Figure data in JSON
────────────────────
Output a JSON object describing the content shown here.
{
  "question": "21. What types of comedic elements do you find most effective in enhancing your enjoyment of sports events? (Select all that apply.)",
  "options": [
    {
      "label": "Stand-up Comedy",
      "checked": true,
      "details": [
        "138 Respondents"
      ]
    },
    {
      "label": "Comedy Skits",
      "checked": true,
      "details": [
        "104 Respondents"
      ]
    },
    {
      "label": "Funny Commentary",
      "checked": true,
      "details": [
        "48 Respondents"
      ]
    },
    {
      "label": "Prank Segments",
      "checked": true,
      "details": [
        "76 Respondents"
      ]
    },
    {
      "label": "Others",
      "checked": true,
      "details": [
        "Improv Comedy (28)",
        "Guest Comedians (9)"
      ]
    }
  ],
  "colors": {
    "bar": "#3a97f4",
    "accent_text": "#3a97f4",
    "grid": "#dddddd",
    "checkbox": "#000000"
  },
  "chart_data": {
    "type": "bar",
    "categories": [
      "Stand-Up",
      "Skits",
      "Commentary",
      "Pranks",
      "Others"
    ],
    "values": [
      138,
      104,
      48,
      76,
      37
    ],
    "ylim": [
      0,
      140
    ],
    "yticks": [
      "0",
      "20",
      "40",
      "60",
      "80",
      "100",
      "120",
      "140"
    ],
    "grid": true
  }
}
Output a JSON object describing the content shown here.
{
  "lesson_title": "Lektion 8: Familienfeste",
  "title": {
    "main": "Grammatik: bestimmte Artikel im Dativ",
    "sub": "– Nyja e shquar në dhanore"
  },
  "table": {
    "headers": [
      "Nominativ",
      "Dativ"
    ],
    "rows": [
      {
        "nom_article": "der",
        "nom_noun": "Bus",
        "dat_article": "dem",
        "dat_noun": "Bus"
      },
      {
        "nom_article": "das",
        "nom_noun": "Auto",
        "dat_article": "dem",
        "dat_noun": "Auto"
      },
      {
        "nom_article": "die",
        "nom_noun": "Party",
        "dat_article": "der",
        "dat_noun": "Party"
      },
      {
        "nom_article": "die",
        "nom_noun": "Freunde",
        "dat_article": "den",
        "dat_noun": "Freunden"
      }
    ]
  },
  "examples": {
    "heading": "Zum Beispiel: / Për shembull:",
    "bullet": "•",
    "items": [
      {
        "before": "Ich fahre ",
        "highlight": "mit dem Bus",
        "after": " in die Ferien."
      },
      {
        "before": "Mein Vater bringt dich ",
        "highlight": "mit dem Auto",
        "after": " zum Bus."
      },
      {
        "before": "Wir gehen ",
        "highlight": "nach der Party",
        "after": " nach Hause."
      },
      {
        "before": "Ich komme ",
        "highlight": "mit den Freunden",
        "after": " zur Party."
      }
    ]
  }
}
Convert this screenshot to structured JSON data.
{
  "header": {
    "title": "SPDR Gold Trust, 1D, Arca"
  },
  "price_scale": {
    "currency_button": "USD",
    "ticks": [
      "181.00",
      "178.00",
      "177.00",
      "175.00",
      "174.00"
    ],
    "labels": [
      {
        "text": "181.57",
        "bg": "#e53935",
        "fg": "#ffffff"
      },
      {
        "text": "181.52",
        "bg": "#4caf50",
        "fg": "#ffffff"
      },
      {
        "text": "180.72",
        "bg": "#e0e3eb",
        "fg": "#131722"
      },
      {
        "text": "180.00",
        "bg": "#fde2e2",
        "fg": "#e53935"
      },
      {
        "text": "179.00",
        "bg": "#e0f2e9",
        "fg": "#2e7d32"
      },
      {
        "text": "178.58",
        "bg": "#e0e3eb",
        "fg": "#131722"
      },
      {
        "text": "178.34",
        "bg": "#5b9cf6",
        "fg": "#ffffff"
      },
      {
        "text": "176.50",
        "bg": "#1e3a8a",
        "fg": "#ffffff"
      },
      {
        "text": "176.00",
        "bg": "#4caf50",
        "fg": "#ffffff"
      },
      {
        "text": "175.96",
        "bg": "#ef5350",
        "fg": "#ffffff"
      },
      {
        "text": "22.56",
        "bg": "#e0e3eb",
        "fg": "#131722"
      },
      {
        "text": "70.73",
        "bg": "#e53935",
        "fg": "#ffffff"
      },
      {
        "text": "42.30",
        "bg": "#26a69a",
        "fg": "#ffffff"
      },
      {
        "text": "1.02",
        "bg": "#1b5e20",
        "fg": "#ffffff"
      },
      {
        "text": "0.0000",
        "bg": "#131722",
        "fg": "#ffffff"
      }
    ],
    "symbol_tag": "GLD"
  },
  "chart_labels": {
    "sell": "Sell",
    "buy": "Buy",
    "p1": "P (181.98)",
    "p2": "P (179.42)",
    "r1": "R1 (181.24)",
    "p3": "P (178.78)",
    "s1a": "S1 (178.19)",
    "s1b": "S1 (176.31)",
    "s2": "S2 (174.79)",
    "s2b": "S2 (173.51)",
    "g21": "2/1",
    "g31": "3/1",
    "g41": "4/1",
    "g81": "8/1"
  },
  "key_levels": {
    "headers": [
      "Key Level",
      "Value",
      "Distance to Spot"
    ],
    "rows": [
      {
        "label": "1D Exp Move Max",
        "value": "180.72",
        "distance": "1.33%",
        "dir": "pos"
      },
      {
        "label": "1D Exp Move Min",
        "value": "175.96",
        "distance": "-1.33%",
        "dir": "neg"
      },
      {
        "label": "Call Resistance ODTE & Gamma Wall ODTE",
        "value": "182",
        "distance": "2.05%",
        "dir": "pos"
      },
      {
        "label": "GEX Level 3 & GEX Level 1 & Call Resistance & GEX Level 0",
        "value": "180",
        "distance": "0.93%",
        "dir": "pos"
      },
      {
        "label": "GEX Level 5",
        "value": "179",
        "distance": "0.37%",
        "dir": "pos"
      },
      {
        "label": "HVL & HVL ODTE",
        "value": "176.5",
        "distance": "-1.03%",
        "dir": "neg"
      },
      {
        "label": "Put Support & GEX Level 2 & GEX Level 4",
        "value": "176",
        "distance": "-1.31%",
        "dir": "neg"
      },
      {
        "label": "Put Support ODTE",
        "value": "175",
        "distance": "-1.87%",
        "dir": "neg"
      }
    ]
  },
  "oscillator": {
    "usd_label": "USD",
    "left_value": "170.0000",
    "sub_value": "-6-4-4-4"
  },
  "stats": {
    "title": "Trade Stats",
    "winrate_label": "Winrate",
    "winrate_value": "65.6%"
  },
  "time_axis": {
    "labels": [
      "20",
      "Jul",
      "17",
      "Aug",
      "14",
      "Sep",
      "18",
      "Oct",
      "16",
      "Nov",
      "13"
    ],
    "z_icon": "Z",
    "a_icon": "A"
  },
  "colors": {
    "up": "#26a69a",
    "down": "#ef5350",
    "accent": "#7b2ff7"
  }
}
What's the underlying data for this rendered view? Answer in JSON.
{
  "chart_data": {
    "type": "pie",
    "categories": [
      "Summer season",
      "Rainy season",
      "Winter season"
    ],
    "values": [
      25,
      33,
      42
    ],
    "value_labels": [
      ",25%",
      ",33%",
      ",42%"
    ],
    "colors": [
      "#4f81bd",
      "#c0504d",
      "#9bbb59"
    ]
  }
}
────────────────────
Problem requirements
Copy all of the data exactly.

Exercise result
Output a JSON object describing the content shown here.
{
  "question": "21. What types of comedic elements do you find most effective in enhancing your enjoyment of sports events? (Select all that apply.)",
  "options": [
    {
      "label": "Stand-up Comedy",
      "checked": true,
      "details": [
        "138 Respondents"
      ]
    },
    {
      "label": "Comedy Skits",
      "checked": true,
      "details": [
        "104 Respondents"
      ]
    },
    {
      "label": "Funny Commentary",
      "checked": true,
      "details": [
        "48 Respondents"
      ]
    },
    {
      "label": "Prank Segments",
      "checked": true,
      "details": [
        "76 Respondents"
      ]
    },
    {
      "label": "Others",
      "checked": true,
      "details": [
        "Improv Comedy (28)",
        "Guest Comedians (9)"
      ]
    }
  ],
  "colors": {
    "bar": "#3a97f4",
    "accent_text": "#3a97f4",
    "grid": "#dddddd",
    "checkbox": "#000000"
  },
  "chart_data": {
    "type": "bar",
    "categories": [
      "Stand-Up",
      "Skits",
      "Commentary",
      "Pranks",
      "Others"
    ],
    "values": [
      138,
      104,
      48,
      76,
      37
    ],
    "ylim": [
      0,
      140
    ],
    "yticks": [
      "0",
      "20",
      "40",
      "60",
      "80",
      "100",
      "120",
      "140"
    ],
    "grid": true
  }
}
Output a JSON object describing the content shown here.
{
  "lesson_title": "Lektion 8: Familienfeste",
  "title": {
    "main": "Grammatik: bestimmte Artikel im Dativ",
    "sub": "– Nyja e shquar në dhanore"
  },
  "table": {
    "headers": [
      "Nominativ",
      "Dativ"
    ],
    "rows": [
      {
        "nom_article": "der",
        "nom_noun": "Bus",
        "dat_article": "dem",
        "dat_noun": "Bus"
      },
      {
        "nom_article": "das",
        "nom_noun": "Auto",
        "dat_article": "dem",
        "dat_noun": "Auto"
      },
      {
        "nom_article": "die",
        "nom_noun": "Party",
        "dat_article": "der",
        "dat_noun": "Party"
      },
      {
        "nom_article": "die",
        "nom_noun": "Freunde",
        "dat_article": "den",
        "dat_noun": "Freunden"
      }
    ]
  },
  "examples": {
    "heading": "Zum Beispiel: / Për shembull:",
    "bullet": "•",
    "items": [
      {
        "before": "Ich fahre ",
        "highlight": "mit dem Bus",
        "after": " in die Ferien."
      },
      {
        "before": "Mein Vater bringt dich ",
        "highlight": "mit dem Auto",
        "after": " zum Bus."
      },
      {
        "before": "Wir gehen ",
        "highlight": "nach der Party",
        "after": " nach Hause."
      },
      {
        "before": "Ich komme ",
        "highlight": "mit den Freunden",
        "after": " zur Party."
      }
    ]
  }
}
Convert this screenshot to structured JSON data.
{
  "header": {
    "title": "SPDR Gold Trust, 1D, Arca"
  },
  "price_scale": {
    "currency_button": "USD",
    "ticks": [
      "181.00",
      "178.00",
      "177.00",
      "175.00",
      "174.00"
    ],
    "labels": [
      {
        "text": "181.57",
        "bg": "#e53935",
        "fg": "#ffffff"
      },
      {
        "text": "181.52",
        "bg": "#4caf50",
        "fg": "#ffffff"
      },
      {
        "text": "180.72",
        "bg": "#e0e3eb",
        "fg": "#131722"
      },
      {
        "text": "180.00",
        "bg": "#fde2e2",
        "fg": "#e53935"
      },
      {
        "text": "179.00",
        "bg": "#e0f2e9",
        "fg": "#2e7d32"
      },
      {
        "text": "178.58",
        "bg": "#e0e3eb",
        "fg": "#131722"
      },
      {
        "text": "178.34",
        "bg": "#5b9cf6",
        "fg": "#ffffff"
      },
      {
        "text": "176.50",
        "bg": "#1e3a8a",
        "fg": "#ffffff"
      },
      {
        "text": "176.00",
        "bg": "#4caf50",
        "fg": "#ffffff"
      },
      {
        "text": "175.96",
        "bg": "#ef5350",
        "fg": "#ffffff"
      },
      {
        "text": "22.56",
        "bg": "#e0e3eb",
        "fg": "#131722"
      },
      {
        "text": "70.73",
        "bg": "#e53935",
        "fg": "#ffffff"
      },
      {
        "text": "42.30",
        "bg": "#26a69a",
        "fg": "#ffffff"
      },
      {
        "text": "1.02",
        "bg": "#1b5e20",
        "fg": "#ffffff"
      },
      {
        "text": "0.0000",
        "bg": "#131722",
        "fg": "#ffffff"
      }
    ],
    "symbol_tag": "GLD"
  },
  "chart_labels": {
    "sell": "Sell",
    "buy": "Buy",
    "p1": "P (181.98)",
    "p2": "P (179.42)",
    "r1": "R1 (181.24)",
    "p3": "P (178.78)",
    "s1a": "S1 (178.19)",
    "s1b": "S1 (176.31)",
    "s2": "S2 (174.79)",
    "s2b": "S2 (173.51)",
    "g21": "2/1",
    "g31": "3/1",
    "g41": "4/1",
    "g81": "8/1"
  },
  "key_levels": {
    "headers": [
      "Key Level",
      "Value",
      "Distance to Spot"
    ],
    "rows": [
      {
        "label": "1D Exp Move Max",
        "value": "180.72",
        "distance": "1.33%",
        "dir": "pos"
      },
      {
        "label": "1D Exp Move Min",
        "value": "175.96",
        "distance": "-1.33%",
        "dir": "neg"
      },
      {
        "label": "Call Resistance ODTE & Gamma Wall ODTE",
        "value": "182",
        "distance": "2.05%",
        "dir": "pos"
      },
      {
        "label": "GEX Level 3 & GEX Level 1 & Call Resistance & GEX Level 0",
        "value": "180",
        "distance": "0.93%",
        "dir": "pos"
      },
      {
        "label": "GEX Level 5",
        "value": "179",
        "distance": "0.37%",
        "dir": "pos"
      },
      {
        "label": "HVL & HVL ODTE",
        "value": "176.5",
        "distance": "-1.03%",
        "dir": "neg"
      },
      {
        "label": "Put Support & GEX Level 2 & GEX Level 4",
        "value": "176",
        "distance": "-1.31%",
        "dir": "neg"
      },
      {
        "label": "Put Support ODTE",
        "value": "175",
        "distance": "-1.87%",
        "dir": "neg"
      }
    ]
  },
  "oscillator": {
    "usd_label": "USD",
    "left_value": "170.0000",
    "sub_value": "-6-4-4-4"
  },
  "stats": {
    "title": "Trade Stats",
    "winrate_label": "Winrate",
    "winrate_value": "65.6%"
  },
  "time_axis": {
    "labels": [
      "20",
      "Jul",
      "17",
      "Aug",
      "14",
      "Sep",
      "18",
      "Oct",
      "16",
      "Nov",
      "13"
    ],
    "z_icon": "Z",
    "a_icon": "A"
  },
  "colors": {
    "up": "#26a69a",
    "down": "#ef5350",
    "accent": "#7b2ff7"
  }
}
What's the underlying data for this rendered view? Answer in JSON.
{
  "chart_data": {
    "type": "pie",
    "categories": [
      "Summer season",
      "Rainy season",
      "Winter season"
    ],
    "values": [
      25,
      33,
      42
    ],
    "value_labels": [
      ",25%",
      ",33%",
      ",42%"
    ],
    "colors": [
      "#4f81bd",
      "#c0504d",
      "#9bbb59"
    ]
  }
}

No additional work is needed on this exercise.